旅行で家を空けていたため遅くなりましたが、6月末の先進国・新興国の株価指数のトレンドとバリュエーションのチェックです。
・株価データはMSCI、CAPEやPERはStarCapital、為替はIMFとみずほ銀行より取得しています。
・株価チャートは2007年末を100として作成しています。月足・配当込み・現地通貨ベースです。
先進国と新興国
第2四半期の株価は先進国が小幅高、新興国が大幅安でした。円安が進んだため円ベースでは先進国が+5.7%と大きなリターンとなっています。新興国は-4.4%です。
直近1年間のリターンは先進国+11.7%に対して、新興国+8.6%と新興国の優位が崩れました。円ベースだと先進国+10.8%、新興国+7.7%です。
バリュエーションを見ると、新興国のCAPEレシオやPERは先進国に比べて割安です。ただ、先進国もPERは18.2倍と20倍以下の水準です。
CAPE | PER | 配当 | 3か月損益 | 円ベース | 1年損益 | 円ベース | |
---|---|---|---|---|---|---|---|
全世界 | 23.9 | 17.5 | 2.5% | 0.7% | 4.5% | 11.3% | 10.4% |
先進国 | 25.3 | 18.2 | 2.4% | 1.9% | 5.7% | 11.7% | 10.8% |
新興国 | 16.2 | 14.0 | 3.2% | -7.9% | -4.4% | 8.6% | 7.7% |
米・日・欧
第2四半期のリターンはアメリカが+3.5%、日本が+1.2、ヨーロッパが+4.5%でした。円ベースではアメリカ+7.4%、日本+1.2%、ヨーロッパ+2.5%です。日本が最も悪くなっています。
直近1年間のリターンはアメリカが最も高く+14.5%です。円ベースでも+13.6%あります。日本は+9.3%とまあまあのリターン。ヨーロッパは+5.0%とやや見劣りしますが、円ベースだと+8.3%あります。
バリュエーションは、CAPEレシオと配当利回りから見るとヨーロッパが最も割安で、PERだと日本の14.4倍が低いです。
CAPE | PER | 配当 | 3か月損益 | 円ベース | 1年損益 | 円ベース | |
---|---|---|---|---|---|---|---|
アメリカ | 30.3 | 21.8 | 1.8% | 3.5% | 7.4% | 14.5% | 13.6% |
日本 | 27.0 | 14.4 | 2.1% | 1.2% | 1.2% | 9.3% | 9.3% |
ヨーロッパ | 18.8 | 17.2 | 3.3% | 4.5% | 2.5% |
5.0% |
8.3% |
BRICs
第2四半期はブラジルのリターンが圧倒的に悪く、現地ベースで-14.8%、円ベースで-24.3%の下落でした。
中国はこの指数(CHINA)だと小幅安にとどまっていますが、A株(CHINA A ONSHORE)は-12.4%と大幅安です。全株(ALL SHARE)だと-6.2%です。
ロシアは小幅高ですが円ベースでは-4.5%とマイナスになります。インドは+4.4%と堅調です。

* **作業課題 1**
次の(a)〜(c)が株価指数の記事の内容と合うかどうかを、それぞれ「はい」か「いいえ」で答えよ。判断の決め手となる記事中の語句もそのまま引用すること。
(a) 第2四半期、円ベースで見た先進国のリターンは+5.7%だった。
(b) 直近1年間のリターンでは、新興国が先進国を上回った。
(c) 株価チャートは2007年末を100として作られている。
* **作業課題 2**
株価指数の記事をもとに、次の問いに短く答えよ。
(a) 為替のデータはどこから取得しているか。
(b) PERで見ると、日本は何倍か。
(c) 第2四半期、ブラジルは円ベースで何%下落したか。
* **作業課題 3**
株価指数の記事の最後の文の後に、続きの文章を書け。
後に続くエントリは使わなくてよい。

データセットから抽出したエントリ:
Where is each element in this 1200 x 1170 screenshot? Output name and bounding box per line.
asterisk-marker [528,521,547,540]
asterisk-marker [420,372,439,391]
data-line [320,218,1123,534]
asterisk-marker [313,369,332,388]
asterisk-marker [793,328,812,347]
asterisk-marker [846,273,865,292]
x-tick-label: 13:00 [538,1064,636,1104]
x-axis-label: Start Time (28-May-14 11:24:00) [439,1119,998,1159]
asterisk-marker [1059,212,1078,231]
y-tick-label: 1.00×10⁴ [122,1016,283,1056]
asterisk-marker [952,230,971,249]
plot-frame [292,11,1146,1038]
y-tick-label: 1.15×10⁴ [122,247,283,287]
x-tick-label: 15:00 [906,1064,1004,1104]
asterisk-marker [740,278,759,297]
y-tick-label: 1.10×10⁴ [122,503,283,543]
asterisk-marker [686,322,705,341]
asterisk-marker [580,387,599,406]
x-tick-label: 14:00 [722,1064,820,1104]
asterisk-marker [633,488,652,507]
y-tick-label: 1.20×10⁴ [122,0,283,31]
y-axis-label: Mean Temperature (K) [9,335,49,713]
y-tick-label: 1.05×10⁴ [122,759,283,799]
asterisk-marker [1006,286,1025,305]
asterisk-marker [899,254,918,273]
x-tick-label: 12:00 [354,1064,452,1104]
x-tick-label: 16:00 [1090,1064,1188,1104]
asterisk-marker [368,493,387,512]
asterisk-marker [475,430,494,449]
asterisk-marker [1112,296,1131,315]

* **解答 1**
(a) はい。「円ベースでは先進国が+5.7%と大きなリターンとなっています」
(b) いいえ。「直近1年間のリターンは先進国+11.7%に対して、新興国+8.6%と新興国の優位が崩れました」
(c) はい。「株価チャートは2007年末を100として作成しています」

* **解答 2**
(a) IMFとみずほ銀行
(b) 14.4倍
(c) -24.3%

* **解答 3**
直近1年のリターンは4か国ともに2桁以上のプラスリターンですが、円ベースではブラジルが-1.2%とマイナスに落ち込んでいます。
バリュエーションはロシアの割安さが際立っています。CAPEもPERも低く、配当利回りも申し分ない数字です。中国のPERも7.4倍と低いです。ブラジルはCAPEレシオが12.3倍と低めです。
CAPE | PER | 配当 | 3か月損益 | 円ベース | 1年損益 | 円ベース | |
---|---|---|---|---|---|---|---|
中国 | 17.5 | 7.4 | 4.3% | -3.4% | -2.1% | 21.9% | 27.3% |
インド | 22.3 | 24.9 | 1.4% | 4.4% | 4.4% | 12.9% | 7.0% |
ブラジル | 12.3 | 16.9 | 3.1% | -14.8% | -24.3% | 16.1% | -1.1% |
ロシア | 6.3 | 7.6 | 5.3% | 1.5% | -4.5% | 33.6% | 21.8% |
今年の損益
各国指数の前年末比の損益です。
現地通貨ベースではロシアのみが2桁リターンになっています。そのほかのプラスリターンの国は、アメリカ、オーストラリア、フランス、カナダなど先進国ばかりです。リターンの下位は新興国が並んでおり、中国A株の-16.9%が最下位です。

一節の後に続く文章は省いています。